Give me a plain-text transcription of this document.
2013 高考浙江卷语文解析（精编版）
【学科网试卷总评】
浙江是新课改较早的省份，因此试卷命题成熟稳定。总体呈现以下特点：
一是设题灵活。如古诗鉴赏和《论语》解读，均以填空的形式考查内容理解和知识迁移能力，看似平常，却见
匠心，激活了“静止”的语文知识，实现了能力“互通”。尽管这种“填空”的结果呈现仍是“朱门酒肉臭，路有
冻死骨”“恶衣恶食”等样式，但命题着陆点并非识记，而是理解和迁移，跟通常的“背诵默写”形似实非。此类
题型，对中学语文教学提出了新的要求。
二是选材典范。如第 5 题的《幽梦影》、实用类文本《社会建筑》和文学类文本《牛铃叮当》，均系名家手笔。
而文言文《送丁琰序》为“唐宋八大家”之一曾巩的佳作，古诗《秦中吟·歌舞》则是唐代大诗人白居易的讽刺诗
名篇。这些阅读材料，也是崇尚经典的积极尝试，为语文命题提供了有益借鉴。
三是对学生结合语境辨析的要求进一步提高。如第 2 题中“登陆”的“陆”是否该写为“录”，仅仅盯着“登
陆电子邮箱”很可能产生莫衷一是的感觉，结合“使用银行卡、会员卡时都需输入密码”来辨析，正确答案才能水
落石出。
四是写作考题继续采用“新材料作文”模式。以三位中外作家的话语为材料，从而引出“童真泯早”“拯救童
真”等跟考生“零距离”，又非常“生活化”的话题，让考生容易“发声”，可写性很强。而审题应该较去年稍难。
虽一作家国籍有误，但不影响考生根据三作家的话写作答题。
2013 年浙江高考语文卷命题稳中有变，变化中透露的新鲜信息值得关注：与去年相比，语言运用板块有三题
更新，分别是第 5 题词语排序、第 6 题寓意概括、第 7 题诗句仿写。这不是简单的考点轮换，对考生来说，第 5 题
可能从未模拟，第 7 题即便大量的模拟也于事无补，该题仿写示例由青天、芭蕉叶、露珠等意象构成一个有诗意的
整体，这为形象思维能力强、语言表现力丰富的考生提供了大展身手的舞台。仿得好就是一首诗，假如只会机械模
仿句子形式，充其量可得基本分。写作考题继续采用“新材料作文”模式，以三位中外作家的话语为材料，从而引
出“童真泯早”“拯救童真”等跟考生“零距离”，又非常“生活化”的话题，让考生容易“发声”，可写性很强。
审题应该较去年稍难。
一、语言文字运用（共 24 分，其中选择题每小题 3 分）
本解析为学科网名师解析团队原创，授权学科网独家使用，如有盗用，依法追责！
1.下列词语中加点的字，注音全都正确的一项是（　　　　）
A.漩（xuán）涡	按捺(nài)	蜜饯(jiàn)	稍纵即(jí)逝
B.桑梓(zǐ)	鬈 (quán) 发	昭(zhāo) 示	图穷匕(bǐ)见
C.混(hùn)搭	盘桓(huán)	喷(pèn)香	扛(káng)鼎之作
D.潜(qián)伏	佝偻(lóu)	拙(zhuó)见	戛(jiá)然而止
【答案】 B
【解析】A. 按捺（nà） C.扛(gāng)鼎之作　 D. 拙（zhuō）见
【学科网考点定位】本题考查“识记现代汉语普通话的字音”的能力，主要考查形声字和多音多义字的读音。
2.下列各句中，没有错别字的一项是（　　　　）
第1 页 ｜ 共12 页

══════════════════════════════

_WHAT THE TASK ASKS_
Retype every record above exactly as written.

_ANSWER_
Give me a plain-text transcription of this document.
2013 高考浙江卷语文解析（精编版）
【学科网试卷总评】
浙江是新课改较早的省份，因此试卷命题成熟稳定。总体呈现以下特点：
一是设题灵活。如古诗鉴赏和《论语》解读，均以填空的形式考查内容理解和知识迁移能力，看似平常，却见
匠心，激活了“静止”的语文知识，实现了能力“互通”。尽管这种“填空”的结果呈现仍是“朱门酒肉臭，路有
冻死骨”“恶衣恶食”等样式，但命题着陆点并非识记，而是理解和迁移，跟通常的“背诵默写”形似实非。此类
题型，对中学语文教学提出了新的要求。
二是选材典范。如第 5 题的《幽梦影》、实用类文本《社会建筑》和文学类文本《牛铃叮当》，均系名家手笔。
而文言文《送丁琰序》为“唐宋八大家”之一曾巩的佳作，古诗《秦中吟·歌舞》则是唐代大诗人白居易的讽刺诗
名篇。这些阅读材料，也是崇尚经典的积极尝试，为语文命题提供了有益借鉴。
三是对学生结合语境辨析的要求进一步提高。如第 2 题中“登陆”的“陆”是否该写为“录”，仅仅盯着“登
陆电子邮箱”很可能产生莫衷一是的感觉，结合“使用银行卡、会员卡时都需输入密码”来辨析，正确答案才能水
落石出。
四是写作考题继续采用“新材料作文”模式。以三位中外作家的话语为材料，从而引出“童真泯早”“拯救童
真”等跟考生“零距离”，又非常“生活化”的话题，让考生容易“发声”，可写性很强。而审题应该较去年稍难。
虽一作家国籍有误，但不影响考生根据三作家的话写作答题。
2013 年浙江高考语文卷命题稳中有变，变化中透露的新鲜信息值得关注：与去年相比，语言运用板块有三题
更新，分别是第 5 题词语排序、第 6 题寓意概括、第 7 题诗句仿写。这不是简单的考点轮换，对考生来说，第 5 题
可能从未模拟，第 7 题即便大量的模拟也于事无补，该题仿写示例由青天、芭蕉叶、露珠等意象构成一个有诗意的
整体，这为形象思维能力强、语言表现力丰富的考生提供了大展身手的舞台。仿得好就是一首诗，假如只会机械模
仿句子形式，充其量可得基本分。写作考题继续采用“新材料作文”模式，以三位中外作家的话语为材料，从而引
出“童真泯早”“拯救童真”等跟考生“零距离”，又非常“生活化”的话题，让考生容易“发声”，可写性很强。
审题应该较去年稍难。
一、语言文字运用（共 24 分，其中选择题每小题 3 分）
本解析为学科网名师解析团队原创，授权学科网独家使用，如有盗用，依法追责！
1.下列词语中加点的字，注音全都正确的一项是（　　　　）
A.漩（xuán）涡	按捺(nài)	蜜饯(jiàn)	稍纵即(jí)逝
B.桑梓(zǐ)	鬈 (quán) 发	昭(zhāo) 示	图穷匕(bǐ)见
C.混(hùn)搭	盘桓(huán)	喷(pèn)香	扛(káng)鼎之作
D.潜(qián)伏	佝偻(lóu)	拙(zhuó)见	戛(jiá)然而止
【答案】 B
【解析】A. 按捺（nà） C.扛(gāng)鼎之作　 D. 拙（zhuō）见
【学科网考点定位】本题考查“识记现代汉语普通话的字音”的能力，主要考查形声字和多音多义字的读音。
2.下列各句中，没有错别字的一项是（　　　　）
第1 页 ｜ 共12 页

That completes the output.